- TASK OBJECTIVE:
Find all lines in the listing that include the word "text", then copy them.

--- BEGIN MATERIAL PROVIDED ---

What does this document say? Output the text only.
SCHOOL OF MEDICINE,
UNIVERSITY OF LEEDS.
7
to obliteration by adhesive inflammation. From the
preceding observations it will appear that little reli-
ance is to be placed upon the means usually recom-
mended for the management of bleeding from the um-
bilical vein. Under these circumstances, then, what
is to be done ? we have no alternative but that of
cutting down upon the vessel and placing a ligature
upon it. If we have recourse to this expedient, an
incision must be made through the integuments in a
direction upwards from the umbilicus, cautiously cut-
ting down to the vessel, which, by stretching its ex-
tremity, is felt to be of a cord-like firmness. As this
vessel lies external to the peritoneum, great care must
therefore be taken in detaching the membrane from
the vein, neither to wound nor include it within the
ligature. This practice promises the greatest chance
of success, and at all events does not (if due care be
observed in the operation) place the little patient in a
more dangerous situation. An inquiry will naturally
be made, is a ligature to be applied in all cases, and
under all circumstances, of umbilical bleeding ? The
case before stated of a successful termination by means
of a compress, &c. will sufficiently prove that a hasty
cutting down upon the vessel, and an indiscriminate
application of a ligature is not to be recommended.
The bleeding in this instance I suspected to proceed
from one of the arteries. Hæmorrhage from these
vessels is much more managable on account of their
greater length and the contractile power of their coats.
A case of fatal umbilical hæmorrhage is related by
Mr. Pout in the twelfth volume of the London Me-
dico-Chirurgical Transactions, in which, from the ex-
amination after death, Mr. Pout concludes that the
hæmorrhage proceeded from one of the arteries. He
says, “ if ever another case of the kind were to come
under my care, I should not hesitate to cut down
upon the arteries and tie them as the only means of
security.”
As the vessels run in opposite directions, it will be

--- END MATERIAL PROVIDED ---
--- BEGIN MATERIAL PROVIDED ---

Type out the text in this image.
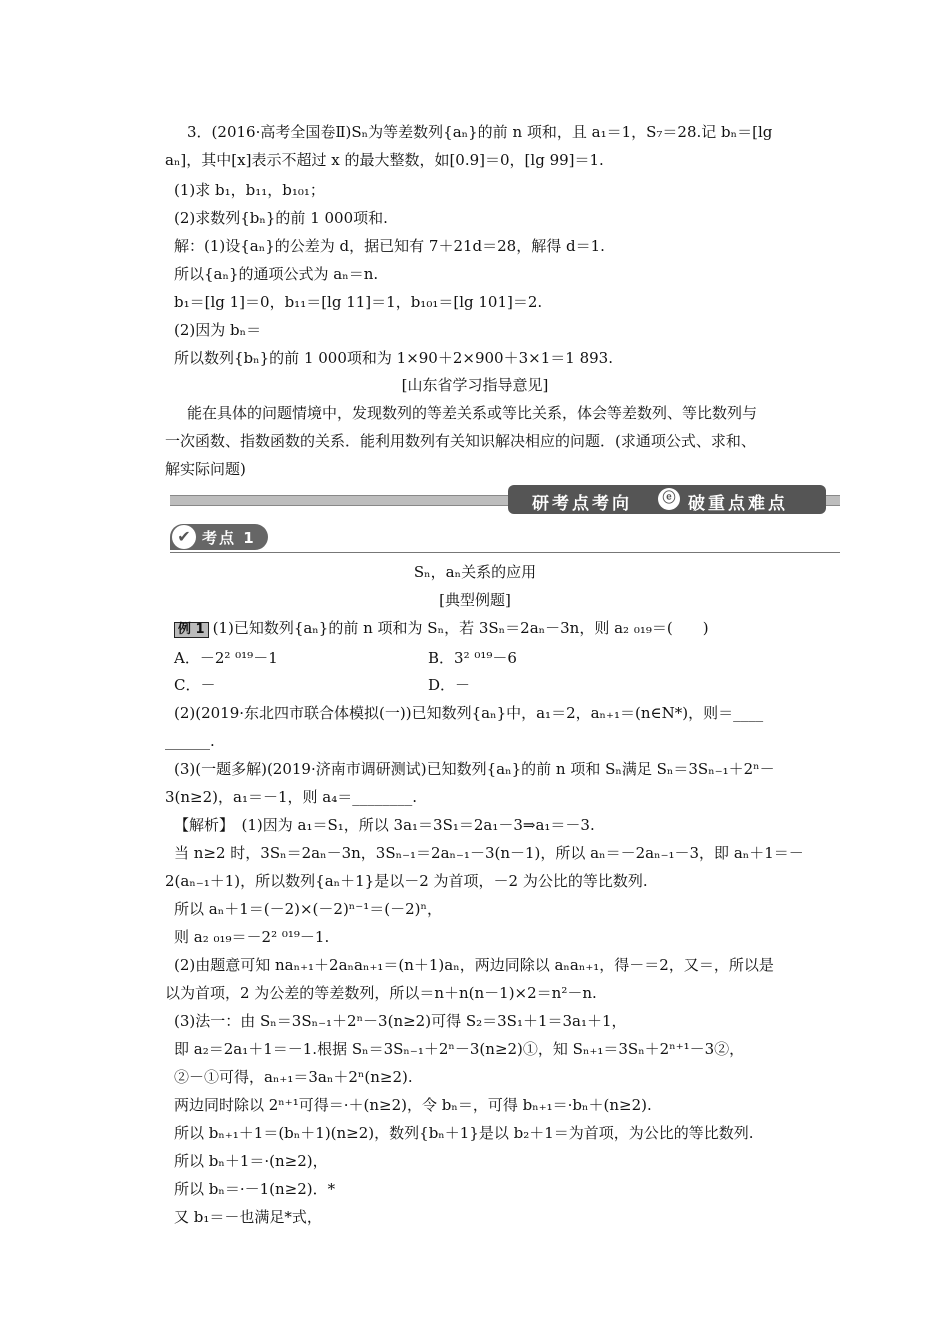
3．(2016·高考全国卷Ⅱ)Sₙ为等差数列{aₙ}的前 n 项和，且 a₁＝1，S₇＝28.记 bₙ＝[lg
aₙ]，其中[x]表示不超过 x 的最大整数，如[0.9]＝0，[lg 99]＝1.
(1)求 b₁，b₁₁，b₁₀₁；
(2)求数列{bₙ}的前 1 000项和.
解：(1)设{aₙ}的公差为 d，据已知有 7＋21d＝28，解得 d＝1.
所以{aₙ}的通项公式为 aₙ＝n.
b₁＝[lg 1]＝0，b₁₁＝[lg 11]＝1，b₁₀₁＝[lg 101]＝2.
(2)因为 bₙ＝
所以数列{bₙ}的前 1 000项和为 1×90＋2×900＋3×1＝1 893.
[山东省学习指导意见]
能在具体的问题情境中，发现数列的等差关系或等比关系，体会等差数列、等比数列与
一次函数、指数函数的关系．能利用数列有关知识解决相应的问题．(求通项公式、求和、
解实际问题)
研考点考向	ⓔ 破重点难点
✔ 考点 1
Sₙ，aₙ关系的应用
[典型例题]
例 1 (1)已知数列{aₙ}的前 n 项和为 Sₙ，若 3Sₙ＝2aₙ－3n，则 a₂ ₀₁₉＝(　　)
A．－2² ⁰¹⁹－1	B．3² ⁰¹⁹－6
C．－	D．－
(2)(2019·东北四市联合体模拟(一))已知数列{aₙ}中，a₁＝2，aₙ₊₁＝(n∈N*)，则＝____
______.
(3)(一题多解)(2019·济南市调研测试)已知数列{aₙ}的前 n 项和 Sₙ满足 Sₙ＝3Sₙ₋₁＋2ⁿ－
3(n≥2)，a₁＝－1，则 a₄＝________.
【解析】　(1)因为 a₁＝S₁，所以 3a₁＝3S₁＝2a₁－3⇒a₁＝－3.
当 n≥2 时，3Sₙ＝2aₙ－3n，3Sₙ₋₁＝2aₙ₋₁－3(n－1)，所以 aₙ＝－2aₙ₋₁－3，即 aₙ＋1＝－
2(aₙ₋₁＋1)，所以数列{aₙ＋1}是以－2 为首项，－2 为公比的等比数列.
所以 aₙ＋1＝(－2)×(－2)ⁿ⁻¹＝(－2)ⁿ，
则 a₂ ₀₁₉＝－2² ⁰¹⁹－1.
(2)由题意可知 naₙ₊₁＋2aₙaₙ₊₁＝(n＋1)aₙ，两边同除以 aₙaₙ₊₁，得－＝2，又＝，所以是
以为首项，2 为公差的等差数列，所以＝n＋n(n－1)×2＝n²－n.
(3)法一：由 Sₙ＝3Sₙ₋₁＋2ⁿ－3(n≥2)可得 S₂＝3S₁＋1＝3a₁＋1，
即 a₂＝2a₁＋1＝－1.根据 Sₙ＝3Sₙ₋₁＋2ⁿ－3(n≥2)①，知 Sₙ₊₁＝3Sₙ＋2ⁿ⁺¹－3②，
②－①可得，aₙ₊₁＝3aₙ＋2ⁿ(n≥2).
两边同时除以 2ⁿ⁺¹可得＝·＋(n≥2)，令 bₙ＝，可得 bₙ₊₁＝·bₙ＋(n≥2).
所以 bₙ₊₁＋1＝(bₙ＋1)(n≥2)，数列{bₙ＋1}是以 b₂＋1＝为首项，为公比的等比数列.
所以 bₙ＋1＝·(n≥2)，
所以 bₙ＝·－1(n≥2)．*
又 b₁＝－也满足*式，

--- END MATERIAL PROVIDED ---

- TASK RESPONSE:
What does this document say? Output the text only.
Type out the text in this image.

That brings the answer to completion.